Set task:
Wherever the string "述宾短语" appears, copy the whole line.

===== Listing

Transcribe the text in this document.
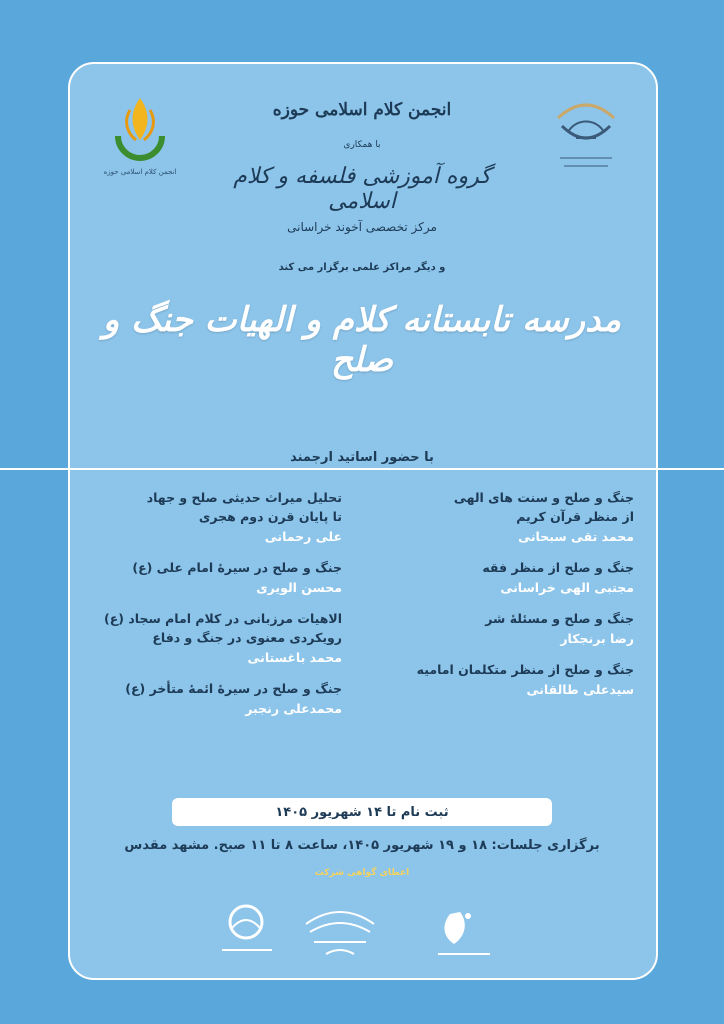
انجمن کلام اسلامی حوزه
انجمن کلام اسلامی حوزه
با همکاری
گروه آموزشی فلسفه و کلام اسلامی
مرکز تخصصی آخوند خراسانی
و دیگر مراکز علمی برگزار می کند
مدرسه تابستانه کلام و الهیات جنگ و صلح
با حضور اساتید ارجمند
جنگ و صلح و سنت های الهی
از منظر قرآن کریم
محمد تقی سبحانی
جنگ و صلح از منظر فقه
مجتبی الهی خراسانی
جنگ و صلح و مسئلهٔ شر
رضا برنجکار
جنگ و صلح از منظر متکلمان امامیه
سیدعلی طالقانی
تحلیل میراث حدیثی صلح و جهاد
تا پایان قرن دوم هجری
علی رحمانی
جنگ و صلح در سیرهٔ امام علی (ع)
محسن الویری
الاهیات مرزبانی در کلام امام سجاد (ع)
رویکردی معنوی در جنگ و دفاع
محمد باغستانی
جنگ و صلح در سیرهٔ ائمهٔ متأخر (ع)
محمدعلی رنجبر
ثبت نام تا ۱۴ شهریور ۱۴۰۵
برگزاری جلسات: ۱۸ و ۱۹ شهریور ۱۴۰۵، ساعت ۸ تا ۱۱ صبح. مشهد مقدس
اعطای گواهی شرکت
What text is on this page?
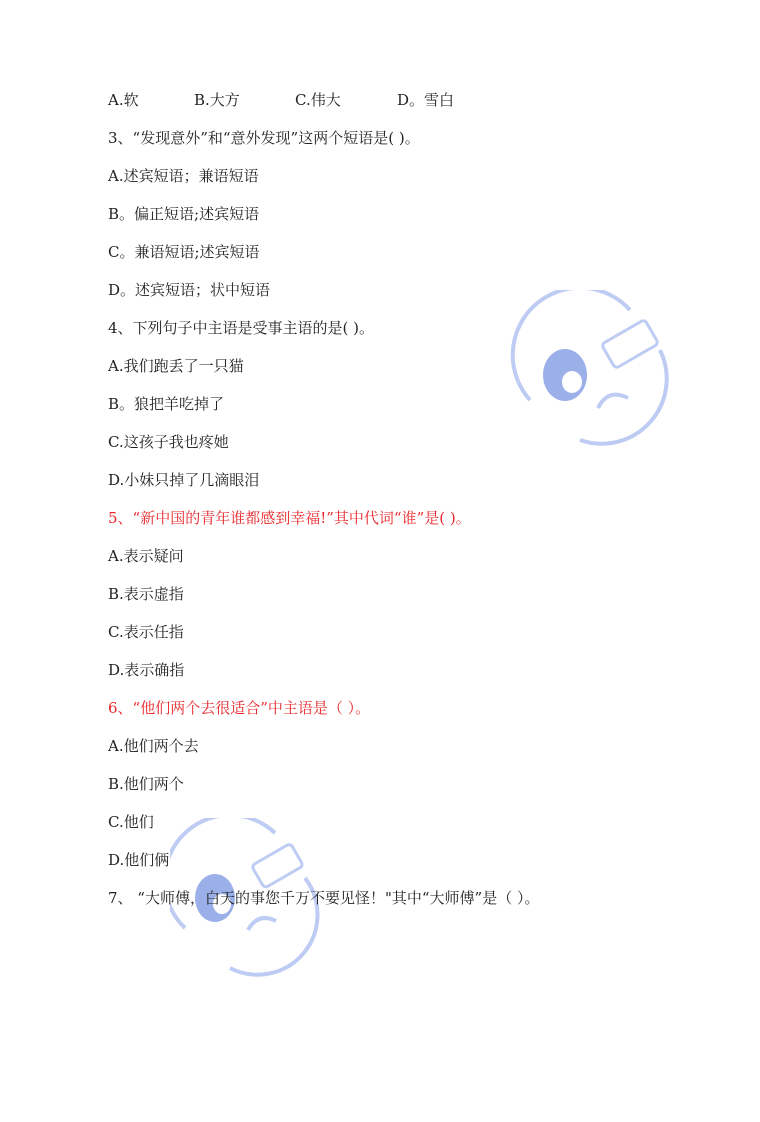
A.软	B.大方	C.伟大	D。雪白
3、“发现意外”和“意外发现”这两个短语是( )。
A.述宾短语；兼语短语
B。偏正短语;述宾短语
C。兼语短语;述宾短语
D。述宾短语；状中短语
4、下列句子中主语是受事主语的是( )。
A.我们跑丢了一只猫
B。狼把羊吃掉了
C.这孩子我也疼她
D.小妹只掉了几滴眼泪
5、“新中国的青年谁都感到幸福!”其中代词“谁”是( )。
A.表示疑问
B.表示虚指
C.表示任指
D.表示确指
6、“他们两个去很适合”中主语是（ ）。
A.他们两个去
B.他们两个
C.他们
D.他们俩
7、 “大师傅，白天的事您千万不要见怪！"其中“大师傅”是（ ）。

==========

Task result:
A.述宾短语；兼语短语
B。偏正短语;述宾短语
C。兼语短语;述宾短语
D。述宾短语；状中短语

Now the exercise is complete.